== Aim of the exercise ==
Print the listing below line for line without changing anything, but leave out the pictures.
# # # # # # #
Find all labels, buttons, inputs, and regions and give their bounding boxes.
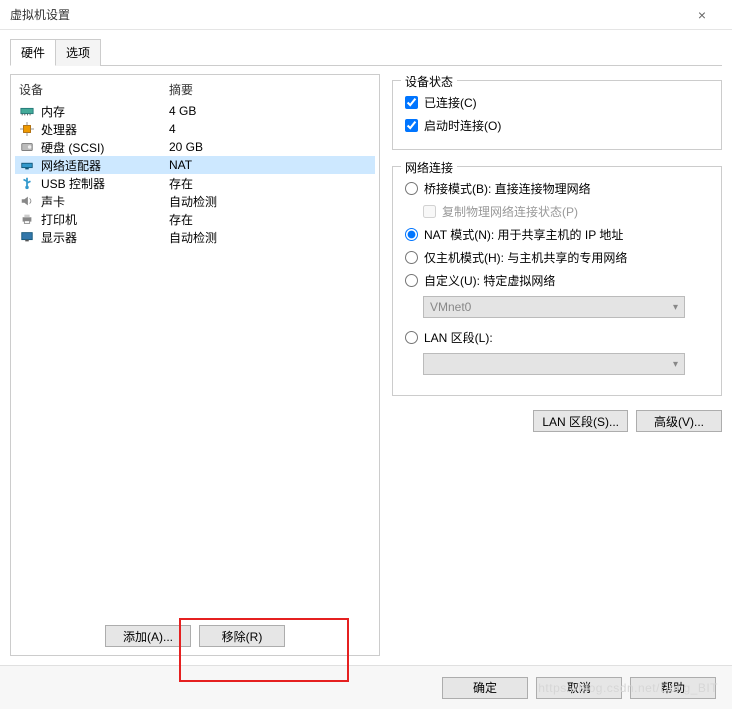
nat-radio-row[interactable]: NAT 模式(N): 用于共享主机的 IP 地址: [405, 223, 709, 246]
nat-radio[interactable]: [405, 228, 418, 241]
memory-icon: [19, 103, 35, 119]
disk-icon: [19, 139, 35, 155]
hardware-row[interactable]: 打印机存在: [15, 210, 375, 228]
spacer: [11, 246, 379, 617]
custom-network-dropdown[interactable]: VMnet0 ▾: [423, 296, 685, 318]
hardware-label: 内存: [41, 103, 169, 120]
hardware-label: 网络适配器: [41, 157, 169, 174]
replicate-label: 复制物理网络连接状态(P): [442, 203, 578, 220]
hostonly-radio[interactable]: [405, 251, 418, 264]
chevron-down-icon: ▾: [673, 302, 678, 313]
custom-network-value: VMnet0: [430, 300, 471, 314]
close-icon[interactable]: ×: [682, 7, 722, 23]
hardware-summary: 自动检测: [169, 193, 371, 210]
hardware-buttons: 添加(A)... 移除(R): [11, 617, 379, 655]
bridged-label: 桥接模式(B): 直接连接物理网络: [424, 180, 591, 197]
dialog-footer: 确定 取消 帮助: [0, 665, 732, 709]
hardware-summary: 自动检测: [169, 229, 371, 246]
bridged-radio-row[interactable]: 桥接模式(B): 直接连接物理网络: [405, 177, 709, 200]
hardware-label: 声卡: [41, 193, 169, 210]
lan-segments-button[interactable]: LAN 区段(S)...: [533, 410, 628, 432]
usb-icon: [19, 175, 35, 191]
hardware-row[interactable]: 声卡自动检测: [15, 192, 375, 210]
hardware-row[interactable]: 显示器自动检测: [15, 228, 375, 246]
hardware-summary: 20 GB: [169, 140, 371, 154]
remove-button[interactable]: 移除(R): [199, 625, 285, 647]
panels: 设备 摘要 内存4 GB处理器4硬盘 (SCSI)20 GB网络适配器NATUS…: [10, 66, 722, 656]
sound-icon: [19, 193, 35, 209]
titlebar: 虚拟机设置 ×: [0, 0, 732, 30]
window-title: 虚拟机设置: [10, 6, 682, 23]
hardware-label: 打印机: [41, 211, 169, 228]
hostonly-label: 仅主机模式(H): 与主机共享的专用网络: [424, 249, 627, 266]
help-button[interactable]: 帮助: [630, 677, 716, 699]
lan-segment-radio-row[interactable]: LAN 区段(L):: [405, 326, 709, 349]
printer-icon: [19, 211, 35, 227]
hardware-label: USB 控制器: [41, 175, 169, 192]
lan-segment-radio[interactable]: [405, 331, 418, 344]
hardware-row[interactable]: USB 控制器存在: [15, 174, 375, 192]
hardware-row[interactable]: 处理器4: [15, 120, 375, 138]
hardware-panel: 设备 摘要 内存4 GB处理器4硬盘 (SCSI)20 GB网络适配器NATUS…: [10, 74, 380, 656]
hardware-list: 内存4 GB处理器4硬盘 (SCSI)20 GB网络适配器NATUSB 控制器存…: [11, 102, 379, 246]
tab-hardware[interactable]: 硬件: [10, 39, 56, 66]
connect-power-on-label: 启动时连接(O): [424, 117, 501, 134]
lan-segment-dropdown[interactable]: ▾: [423, 353, 685, 375]
display-icon: [19, 229, 35, 245]
custom-radio[interactable]: [405, 274, 418, 287]
replicate-checkbox-row: 复制物理网络连接状态(P): [423, 200, 709, 223]
cpu-icon: [19, 121, 35, 137]
hardware-header: 设备 摘要: [11, 75, 379, 102]
hardware-row[interactable]: 内存4 GB: [15, 102, 375, 120]
network-connection-legend: 网络连接: [401, 159, 457, 176]
bridged-radio[interactable]: [405, 182, 418, 195]
device-status-group: 设备状态 已连接(C) 启动时连接(O): [392, 80, 722, 150]
ok-button[interactable]: 确定: [442, 677, 528, 699]
tab-strip: 硬件 选项: [10, 38, 722, 66]
replicate-checkbox: [423, 205, 436, 218]
hardware-row[interactable]: 网络适配器NAT: [15, 156, 375, 174]
column-summary: 摘要: [169, 81, 371, 98]
advanced-button[interactable]: 高级(V)...: [636, 410, 722, 432]
connect-power-on-checkbox[interactable]: [405, 119, 418, 132]
custom-label: 自定义(U): 特定虚拟网络: [424, 272, 555, 289]
cancel-button[interactable]: 取消: [536, 677, 622, 699]
chevron-down-icon: ▾: [673, 359, 678, 370]
network-connection-group: 网络连接 桥接模式(B): 直接连接物理网络 复制物理网络连接状态(P) NAT…: [392, 166, 722, 396]
hardware-label: 显示器: [41, 229, 169, 246]
nat-label: NAT 模式(N): 用于共享主机的 IP 地址: [424, 226, 623, 243]
dialog-body: 硬件 选项 设备 摘要 内存4 GB处理器4硬盘 (SCSI)20 GB网络适配…: [0, 30, 732, 660]
add-button[interactable]: 添加(A)...: [105, 625, 191, 647]
hardware-summary: 存在: [169, 175, 371, 192]
settings-panel: 设备状态 已连接(C) 启动时连接(O) 网络连接 桥接模式(B): 直接连接物…: [392, 74, 722, 656]
connected-label: 已连接(C): [424, 94, 477, 111]
hardware-label: 硬盘 (SCSI): [41, 139, 169, 156]
column-device: 设备: [19, 81, 169, 98]
hardware-summary: 4: [169, 122, 371, 136]
hostonly-radio-row[interactable]: 仅主机模式(H): 与主机共享的专用网络: [405, 246, 709, 269]
hardware-summary: 存在: [169, 211, 371, 228]
hardware-summary: 4 GB: [169, 104, 371, 118]
hardware-row[interactable]: 硬盘 (SCSI)20 GB: [15, 138, 375, 156]
network-icon: [19, 157, 35, 173]
network-extra-buttons: LAN 区段(S)... 高级(V)...: [392, 406, 722, 436]
device-status-legend: 设备状态: [401, 73, 457, 90]
lan-segment-label: LAN 区段(L):: [424, 329, 493, 346]
hardware-summary: NAT: [169, 158, 371, 172]
custom-radio-row[interactable]: 自定义(U): 特定虚拟网络: [405, 269, 709, 292]
tab-options[interactable]: 选项: [55, 39, 101, 66]
hardware-label: 处理器: [41, 121, 169, 138]
connected-checkbox-row[interactable]: 已连接(C): [405, 91, 709, 114]
connect-power-on-row[interactable]: 启动时连接(O): [405, 114, 709, 137]
connected-checkbox[interactable]: [405, 96, 418, 109]
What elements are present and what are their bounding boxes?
# # # # # # #
== Task answer ==
Find all labels, buttons, inputs, and regions and give their bounding boxes.
nat-radio-row[interactable]: NAT 模式(N): 用于共享主机的 IP 地址: [405, 223, 709, 246]
nat-radio[interactable]: [405, 228, 418, 241]
memory-icon: [19, 103, 35, 119]
disk-icon: [19, 139, 35, 155]
hardware-row[interactable]: 打印机存在: [15, 210, 375, 228]
spacer: [11, 246, 379, 617]
custom-network-dropdown[interactable]: VMnet0 ▾: [423, 296, 685, 318]
hardware-label: 内存: [41, 103, 169, 120]
hardware-label: 网络适配器: [41, 157, 169, 174]
replicate-label: 复制物理网络连接状态(P): [442, 203, 578, 220]
hostonly-radio[interactable]: [405, 251, 418, 264]
chevron-down-icon: ▾: [673, 302, 678, 313]
custom-network-value: VMnet0: [430, 300, 471, 314]
close-icon[interactable]: ×: [682, 7, 722, 23]
hardware-summary: 自动检测: [169, 193, 371, 210]
hardware-buttons: 添加(A)... 移除(R): [11, 617, 379, 655]
bridged-label: 桥接模式(B): 直接连接物理网络: [424, 180, 591, 197]
dialog-footer: 确定 取消 帮助: [0, 665, 732, 709]
hardware-summary: 自动检测: [169, 229, 371, 246]
bridged-radio-row[interactable]: 桥接模式(B): 直接连接物理网络: [405, 177, 709, 200]
hardware-label: 声卡: [41, 193, 169, 210]
lan-segments-button[interactable]: LAN 区段(S)...: [533, 410, 628, 432]
usb-icon: [19, 175, 35, 191]
hardware-row[interactable]: 声卡自动检测: [15, 192, 375, 210]
hardware-row[interactable]: 显示器自动检测: [15, 228, 375, 246]
hardware-summary: 20 GB: [169, 140, 371, 154]
remove-button[interactable]: 移除(R): [199, 625, 285, 647]
panels: 设备 摘要 内存4 GB处理器4硬盘 (SCSI)20 GB网络适配器NATUS…: [10, 66, 722, 656]
sound-icon: [19, 193, 35, 209]
titlebar: 虚拟机设置 ×: [0, 0, 732, 30]
window-title: 虚拟机设置: [10, 6, 682, 23]
hardware-label: 打印机: [41, 211, 169, 228]
hostonly-label: 仅主机模式(H): 与主机共享的专用网络: [424, 249, 627, 266]
help-button[interactable]: 帮助: [630, 677, 716, 699]
lan-segment-radio-row[interactable]: LAN 区段(L):: [405, 326, 709, 349]
printer-icon: [19, 211, 35, 227]
hardware-label: USB 控制器: [41, 175, 169, 192]
lan-segment-radio[interactable]: [405, 331, 418, 344]
hardware-row[interactable]: USB 控制器存在: [15, 174, 375, 192]
hardware-row[interactable]: 处理器4: [15, 120, 375, 138]
hardware-panel: 设备 摘要 内存4 GB处理器4硬盘 (SCSI)20 GB网络适配器NATUS…: [10, 74, 380, 656]
hardware-list: 内存4 GB处理器4硬盘 (SCSI)20 GB网络适配器NATUSB 控制器存…: [11, 102, 379, 246]
tab-hardware[interactable]: 硬件: [10, 39, 56, 66]
connect-power-on-label: 启动时连接(O): [424, 117, 501, 134]
lan-segment-dropdown[interactable]: ▾: [423, 353, 685, 375]
display-icon: [19, 229, 35, 245]
custom-radio[interactable]: [405, 274, 418, 287]
replicate-checkbox-row: 复制物理网络连接状态(P): [423, 200, 709, 223]
cpu-icon: [19, 121, 35, 137]
hardware-header: 设备 摘要: [11, 75, 379, 102]
hardware-row[interactable]: 内存4 GB: [15, 102, 375, 120]
network-connection-legend: 网络连接: [401, 159, 457, 176]
bridged-radio[interactable]: [405, 182, 418, 195]
device-status-group: 设备状态 已连接(C) 启动时连接(O): [392, 80, 722, 150]
ok-button[interactable]: 确定: [442, 677, 528, 699]
tab-strip: 硬件 选项: [10, 38, 722, 66]
replicate-checkbox: [423, 205, 436, 218]
hardware-row[interactable]: 网络适配器NAT: [15, 156, 375, 174]
column-summary: 摘要: [169, 81, 371, 98]
advanced-button[interactable]: 高级(V)...: [636, 410, 722, 432]
connect-power-on-checkbox[interactable]: [405, 119, 418, 132]
custom-label: 自定义(U): 特定虚拟网络: [424, 272, 555, 289]
cancel-button[interactable]: 取消: [536, 677, 622, 699]
chevron-down-icon: ▾: [673, 359, 678, 370]
network-connection-group: 网络连接 桥接模式(B): 直接连接物理网络 复制物理网络连接状态(P) NAT…: [392, 166, 722, 396]
hardware-label: 显示器: [41, 229, 169, 246]
nat-label: NAT 模式(N): 用于共享主机的 IP 地址: [424, 226, 623, 243]
dialog-body: 硬件 选项 设备 摘要 内存4 GB处理器4硬盘 (SCSI)20 GB网络适配…: [0, 30, 732, 660]
add-button[interactable]: 添加(A)...: [105, 625, 191, 647]
hardware-summary: 存在: [169, 175, 371, 192]
settings-panel: 设备状态 已连接(C) 启动时连接(O) 网络连接 桥接模式(B): 直接连接物…: [392, 74, 722, 656]
connected-label: 已连接(C): [424, 94, 477, 111]
hardware-label: 硬盘 (SCSI): [41, 139, 169, 156]
column-device: 设备: [19, 81, 169, 98]
hardware-summary: 4: [169, 122, 371, 136]
hostonly-radio-row[interactable]: 仅主机模式(H): 与主机共享的专用网络: [405, 246, 709, 269]
hardware-summary: 存在: [169, 211, 371, 228]
hardware-summary: 4 GB: [169, 104, 371, 118]
hardware-row[interactable]: 硬盘 (SCSI)20 GB: [15, 138, 375, 156]
network-icon: [19, 157, 35, 173]
network-extra-buttons: LAN 区段(S)... 高级(V)...: [392, 406, 722, 436]
device-status-legend: 设备状态: [401, 73, 457, 90]
lan-segment-label: LAN 区段(L):: [424, 329, 493, 346]
hardware-summary: NAT: [169, 158, 371, 172]
custom-radio-row[interactable]: 自定义(U): 特定虚拟网络: [405, 269, 709, 292]
tab-options[interactable]: 选项: [55, 39, 101, 66]
hardware-label: 处理器: [41, 121, 169, 138]
connected-checkbox-row[interactable]: 已连接(C): [405, 91, 709, 114]
connect-power-on-row[interactable]: 启动时连接(O): [405, 114, 709, 137]
connected-checkbox[interactable]: [405, 96, 418, 109]
What elements are present and what are their bounding boxes?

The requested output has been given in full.